Task to carry out:
Retype the material in full, keeping every word the same.

Lines of data:
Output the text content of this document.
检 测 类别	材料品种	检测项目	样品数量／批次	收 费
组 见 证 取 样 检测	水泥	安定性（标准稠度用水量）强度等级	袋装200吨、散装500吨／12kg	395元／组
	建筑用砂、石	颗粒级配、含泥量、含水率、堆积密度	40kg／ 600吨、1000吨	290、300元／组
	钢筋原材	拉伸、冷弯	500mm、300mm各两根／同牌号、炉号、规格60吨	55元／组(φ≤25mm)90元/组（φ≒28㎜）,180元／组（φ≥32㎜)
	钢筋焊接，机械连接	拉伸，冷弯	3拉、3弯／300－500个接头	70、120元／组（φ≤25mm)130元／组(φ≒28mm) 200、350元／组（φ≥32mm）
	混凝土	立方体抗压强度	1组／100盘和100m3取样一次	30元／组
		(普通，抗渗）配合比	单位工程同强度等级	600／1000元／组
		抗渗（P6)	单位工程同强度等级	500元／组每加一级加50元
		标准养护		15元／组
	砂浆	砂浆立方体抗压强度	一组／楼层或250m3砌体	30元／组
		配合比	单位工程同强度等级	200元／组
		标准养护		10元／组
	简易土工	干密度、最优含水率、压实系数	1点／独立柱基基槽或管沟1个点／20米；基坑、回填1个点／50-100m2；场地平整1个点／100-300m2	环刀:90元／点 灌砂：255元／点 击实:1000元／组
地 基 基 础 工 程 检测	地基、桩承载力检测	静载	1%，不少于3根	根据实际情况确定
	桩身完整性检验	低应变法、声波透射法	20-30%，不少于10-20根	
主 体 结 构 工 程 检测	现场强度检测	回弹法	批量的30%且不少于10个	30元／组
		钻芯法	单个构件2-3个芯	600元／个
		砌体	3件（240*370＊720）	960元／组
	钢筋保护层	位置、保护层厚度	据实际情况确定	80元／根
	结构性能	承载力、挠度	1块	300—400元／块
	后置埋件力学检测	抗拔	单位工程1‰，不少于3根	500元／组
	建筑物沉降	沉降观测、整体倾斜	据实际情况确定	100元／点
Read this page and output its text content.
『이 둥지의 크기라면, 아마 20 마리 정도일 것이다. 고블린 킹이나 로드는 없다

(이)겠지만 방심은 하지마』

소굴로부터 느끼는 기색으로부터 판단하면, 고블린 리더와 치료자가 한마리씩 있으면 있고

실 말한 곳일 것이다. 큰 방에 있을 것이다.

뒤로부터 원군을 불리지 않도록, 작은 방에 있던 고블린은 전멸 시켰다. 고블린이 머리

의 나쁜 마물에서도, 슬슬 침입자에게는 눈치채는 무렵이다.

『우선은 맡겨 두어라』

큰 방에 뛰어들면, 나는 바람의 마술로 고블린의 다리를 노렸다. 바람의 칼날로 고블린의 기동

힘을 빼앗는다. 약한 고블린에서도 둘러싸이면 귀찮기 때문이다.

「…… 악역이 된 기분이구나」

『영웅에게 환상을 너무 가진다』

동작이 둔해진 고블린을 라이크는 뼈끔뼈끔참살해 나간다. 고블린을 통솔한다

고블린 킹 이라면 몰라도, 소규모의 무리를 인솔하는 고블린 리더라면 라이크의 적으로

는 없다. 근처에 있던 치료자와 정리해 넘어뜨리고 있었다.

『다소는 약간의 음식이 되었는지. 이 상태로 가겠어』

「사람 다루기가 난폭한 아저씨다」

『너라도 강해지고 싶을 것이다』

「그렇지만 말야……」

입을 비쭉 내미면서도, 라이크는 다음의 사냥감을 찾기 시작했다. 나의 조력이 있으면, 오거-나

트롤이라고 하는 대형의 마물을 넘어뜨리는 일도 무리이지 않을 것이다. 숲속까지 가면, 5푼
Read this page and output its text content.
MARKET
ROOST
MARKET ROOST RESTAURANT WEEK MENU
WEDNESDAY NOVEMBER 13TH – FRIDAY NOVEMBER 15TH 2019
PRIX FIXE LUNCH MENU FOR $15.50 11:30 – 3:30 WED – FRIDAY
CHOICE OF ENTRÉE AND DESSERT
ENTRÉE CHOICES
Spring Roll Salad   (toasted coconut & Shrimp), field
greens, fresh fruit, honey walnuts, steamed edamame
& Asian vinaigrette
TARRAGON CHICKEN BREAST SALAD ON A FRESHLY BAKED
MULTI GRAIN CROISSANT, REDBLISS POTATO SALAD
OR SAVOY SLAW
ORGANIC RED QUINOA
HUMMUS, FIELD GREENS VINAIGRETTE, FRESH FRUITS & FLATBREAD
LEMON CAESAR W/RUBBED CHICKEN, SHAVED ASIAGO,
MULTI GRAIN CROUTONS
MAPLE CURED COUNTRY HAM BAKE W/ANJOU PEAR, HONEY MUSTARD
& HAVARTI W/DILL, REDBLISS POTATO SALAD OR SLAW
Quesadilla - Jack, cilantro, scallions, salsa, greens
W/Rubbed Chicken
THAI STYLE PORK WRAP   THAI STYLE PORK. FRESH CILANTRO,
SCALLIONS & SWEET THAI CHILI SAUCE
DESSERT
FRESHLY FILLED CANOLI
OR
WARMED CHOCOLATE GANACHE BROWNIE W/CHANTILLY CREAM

Solution to the exercise:
Output the text content of this document.
检 测 类别	材料品种	检测项目	样品数量／批次	收 费
组 见 证 取 样 检测	水泥	安定性（标准稠度用水量）强度等级	袋装200吨、散装500吨／12kg	395元／组
	建筑用砂、石	颗粒级配、含泥量、含水率、堆积密度	40kg／ 600吨、1000吨	290、300元／组
	钢筋原材	拉伸、冷弯	500mm、300mm各两根／同牌号、炉号、规格60吨	55元／组(φ≤25mm)90元/组（φ≒28㎜）,180元／组（φ≥32㎜)
	钢筋焊接，机械连接	拉伸，冷弯	3拉、3弯／300－500个接头	70、120元／组（φ≤25mm)130元／组(φ≒28mm) 200、350元／组（φ≥32mm）
	混凝土	立方体抗压强度	1组／100盘和100m3取样一次	30元／组
		(普通，抗渗）配合比	单位工程同强度等级	600／1000元／组
		抗渗（P6)	单位工程同强度等级	500元／组每加一级加50元
		标准养护		15元／组
	砂浆	砂浆立方体抗压强度	一组／楼层或250m3砌体	30元／组
		配合比	单位工程同强度等级	200元／组
		标准养护		10元／组
	简易土工	干密度、最优含水率、压实系数	1点／独立柱基基槽或管沟1个点／20米；基坑、回填1个点／50-100m2；场地平整1个点／100-300m2	环刀:90元／点 灌砂：255元／点 击实:1000元／组
地 基 基 础 工 程 检测	地基、桩承载力检测	静载	1%，不少于3根	根据实际情况确定
	桩身完整性检验	低应变法、声波透射法	20-30%，不少于10-20根	
主 体 结 构 工 程 检测	现场强度检测	回弹法	批量的30%且不少于10个	30元／组
		钻芯法	单个构件2-3个芯	600元／个
		砌体	3件（240*370＊720）	960元／组
	钢筋保护层	位置、保护层厚度	据实际情况确定	80元／根
	结构性能	承载力、挠度	1块	300—400元／块
	后置埋件力学检测	抗拔	单位工程1‰，不少于3根	500元／组
	建筑物沉降	沉降观测、整体倾斜	据实际情况确定	100元／点
Read this page and output its text content.
『이 둥지의 크기라면, 아마 20 마리 정도일 것이다. 고블린 킹이나 로드는 없다

(이)겠지만 방심은 하지마』

소굴로부터 느끼는 기색으로부터 판단하면, 고블린 리더와 치료자가 한마리씩 있으면 있고

실 말한 곳일 것이다. 큰 방에 있을 것이다.

뒤로부터 원군을 불리지 않도록, 작은 방에 있던 고블린은 전멸 시켰다. 고블린이 머리

의 나쁜 마물에서도, 슬슬 침입자에게는 눈치채는 무렵이다.

『우선은 맡겨 두어라』

큰 방에 뛰어들면, 나는 바람의 마술로 고블린의 다리를 노렸다. 바람의 칼날로 고블린의 기동

힘을 빼앗는다. 약한 고블린에서도 둘러싸이면 귀찮기 때문이다.

「…… 악역이 된 기분이구나」

『영웅에게 환상을 너무 가진다』

동작이 둔해진 고블린을 라이크는 뼈끔뼈끔참살해 나간다. 고블린을 통솔한다

고블린 킹 이라면 몰라도, 소규모의 무리를 인솔하는 고블린 리더라면 라이크의 적으로

는 없다. 근처에 있던 치료자와 정리해 넘어뜨리고 있었다.

『다소는 약간의 음식이 되었는지. 이 상태로 가겠어』

「사람 다루기가 난폭한 아저씨다」

『너라도 강해지고 싶을 것이다』

「그렇지만 말야……」

입을 비쭉 내미면서도, 라이크는 다음의 사냥감을 찾기 시작했다. 나의 조력이 있으면, 오거-나

트롤이라고 하는 대형의 마물을 넘어뜨리는 일도 무리이지 않을 것이다. 숲속까지 가면, 5푼
Read this page and output its text content.
MARKET
ROOST
MARKET ROOST RESTAURANT WEEK MENU
WEDNESDAY NOVEMBER 13TH – FRIDAY NOVEMBER 15TH 2019
PRIX FIXE LUNCH MENU FOR $15.50 11:30 – 3:30 WED – FRIDAY
CHOICE OF ENTRÉE AND DESSERT
ENTRÉE CHOICES
Spring Roll Salad   (toasted coconut & Shrimp), field
greens, fresh fruit, honey walnuts, steamed edamame
& Asian vinaigrette
TARRAGON CHICKEN BREAST SALAD ON A FRESHLY BAKED
MULTI GRAIN CROISSANT, REDBLISS POTATO SALAD
OR SAVOY SLAW
ORGANIC RED QUINOA
HUMMUS, FIELD GREENS VINAIGRETTE, FRESH FRUITS & FLATBREAD
LEMON CAESAR W/RUBBED CHICKEN, SHAVED ASIAGO,
MULTI GRAIN CROUTONS
MAPLE CURED COUNTRY HAM BAKE W/ANJOU PEAR, HONEY MUSTARD
& HAVARTI W/DILL, REDBLISS POTATO SALAD OR SLAW
Quesadilla - Jack, cilantro, scallions, salsa, greens
W/Rubbed Chicken
THAI STYLE PORK WRAP   THAI STYLE PORK. FRESH CILANTRO,
SCALLIONS & SWEET THAI CHILI SAUCE
DESSERT
FRESHLY FILLED CANOLI
OR
WARMED CHOCOLATE GANACHE BROWNIE W/CHANTILLY CREAM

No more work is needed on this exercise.